**** Extracted records ****

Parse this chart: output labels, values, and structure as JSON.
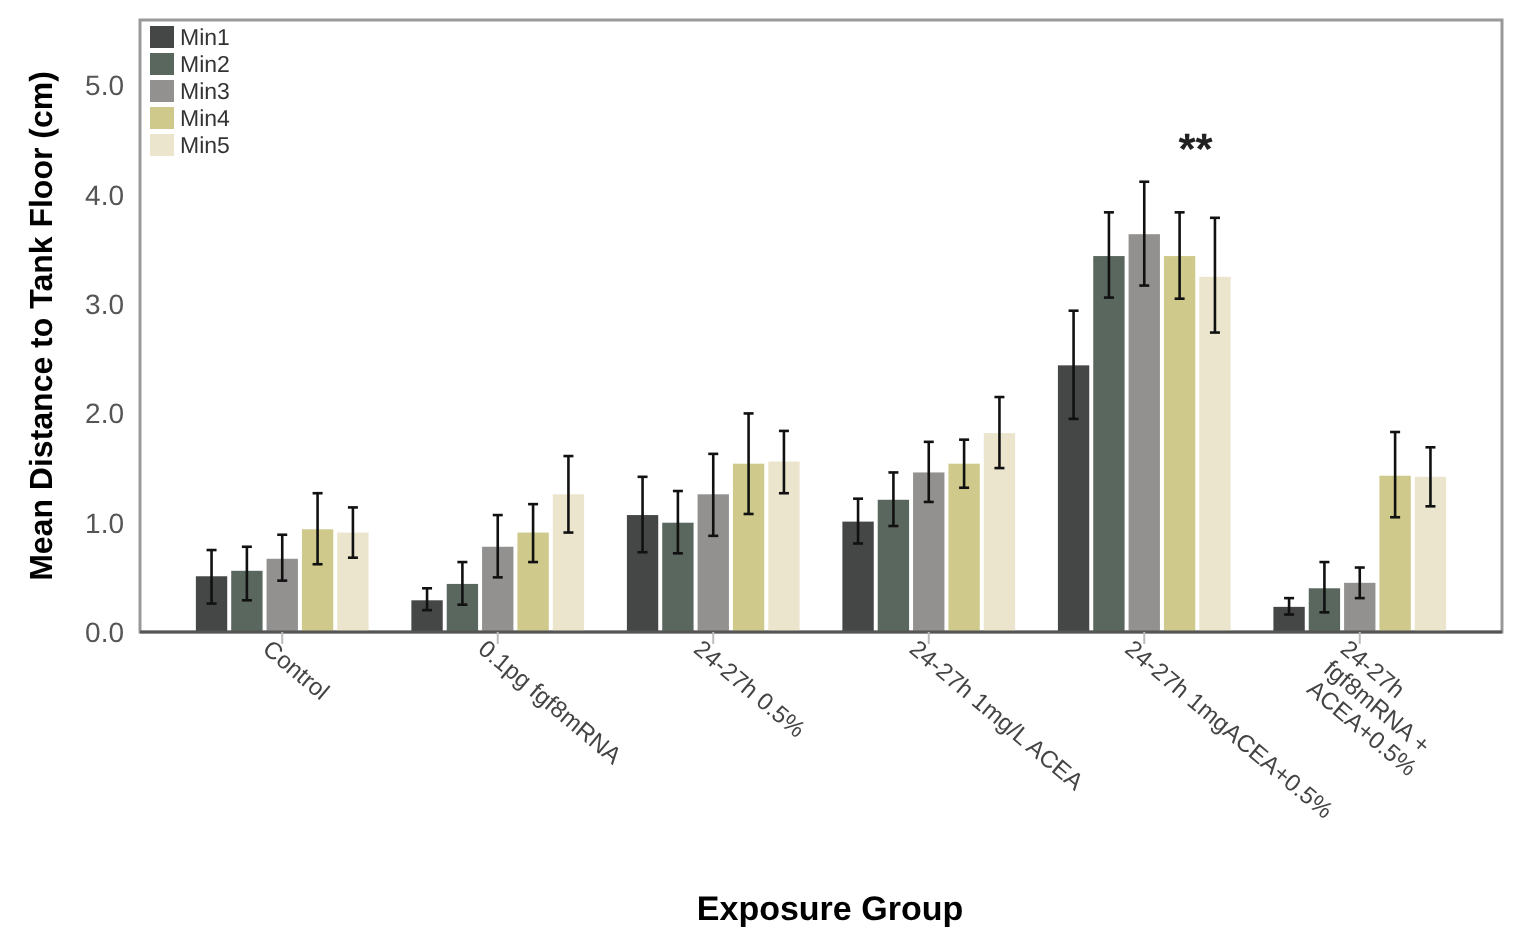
{
  "chart_data": {
    "type": "bar",
    "xlabel": "Exposure Group",
    "ylabel": "Mean Distance to Tank Floor (cm)",
    "categories": [
      "Control",
      "0.1pg fgf8mRNA",
      "24-27h 0.5%",
      "24-27h 1mg/L ACEA",
      "24-27h 1mgACEA+0.5%",
      "24-27h fgf8mRNA + ACEA+0.5%"
    ],
    "ylim": [
      0,
      5.6
    ],
    "yticks": [
      {
        "value": 0,
        "label": "0.0"
      },
      {
        "value": 1,
        "label": "1.0"
      },
      {
        "value": 2,
        "label": "2.0"
      },
      {
        "value": 3,
        "label": "3.0"
      },
      {
        "value": 4,
        "label": "4.0"
      },
      {
        "value": 5,
        "label": "5.0"
      }
    ],
    "grid": false,
    "legend": "top left",
    "series": [
      {
        "name": "Min1",
        "color": "#454646",
        "values": [
          0.51,
          0.29,
          1.07,
          1.01,
          2.44,
          0.23
        ],
        "errors": [
          [
            0.26,
            0.75
          ],
          [
            0.2,
            0.4
          ],
          [
            0.73,
            1.42
          ],
          [
            0.81,
            1.22
          ],
          [
            1.95,
            2.94
          ],
          [
            0.16,
            0.31
          ]
        ]
      },
      {
        "name": "Min2",
        "color": "#5a675e",
        "values": [
          0.56,
          0.44,
          1.0,
          1.21,
          3.44,
          0.4
        ],
        "errors": [
          [
            0.29,
            0.78
          ],
          [
            0.25,
            0.64
          ],
          [
            0.72,
            1.29
          ],
          [
            0.97,
            1.46
          ],
          [
            3.06,
            3.84
          ],
          [
            0.18,
            0.64
          ]
        ]
      },
      {
        "name": "Min3",
        "color": "#939090",
        "values": [
          0.67,
          0.78,
          1.26,
          1.46,
          3.64,
          0.45
        ],
        "errors": [
          [
            0.47,
            0.89
          ],
          [
            0.5,
            1.07
          ],
          [
            0.88,
            1.63
          ],
          [
            1.19,
            1.74
          ],
          [
            3.17,
            4.12
          ],
          [
            0.31,
            0.59
          ]
        ]
      },
      {
        "name": "Min4",
        "color": "#cfc98b",
        "values": [
          0.94,
          0.91,
          1.54,
          1.54,
          3.44,
          1.43
        ],
        "errors": [
          [
            0.62,
            1.27
          ],
          [
            0.64,
            1.17
          ],
          [
            1.08,
            2.0
          ],
          [
            1.32,
            1.76
          ],
          [
            3.05,
            3.84
          ],
          [
            1.05,
            1.83
          ]
        ]
      },
      {
        "name": "Min5",
        "color": "#ece5cd",
        "values": [
          0.91,
          1.26,
          1.56,
          1.82,
          3.25,
          1.42
        ],
        "errors": [
          [
            0.68,
            1.14
          ],
          [
            0.91,
            1.61
          ],
          [
            1.27,
            1.84
          ],
          [
            1.5,
            2.15
          ],
          [
            2.74,
            3.79
          ],
          [
            1.15,
            1.69
          ]
        ]
      }
    ],
    "annotations": [
      "**"
    ]
  }
}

****

Task instructions>
Check each line above for the string "color" and copy the ones that have it.

Solution for this task>
        "color": "#454646",
        "color": "#5a675e",
        "color": "#939090",
        "color": "#cfc98b",
        "color": "#ece5cd",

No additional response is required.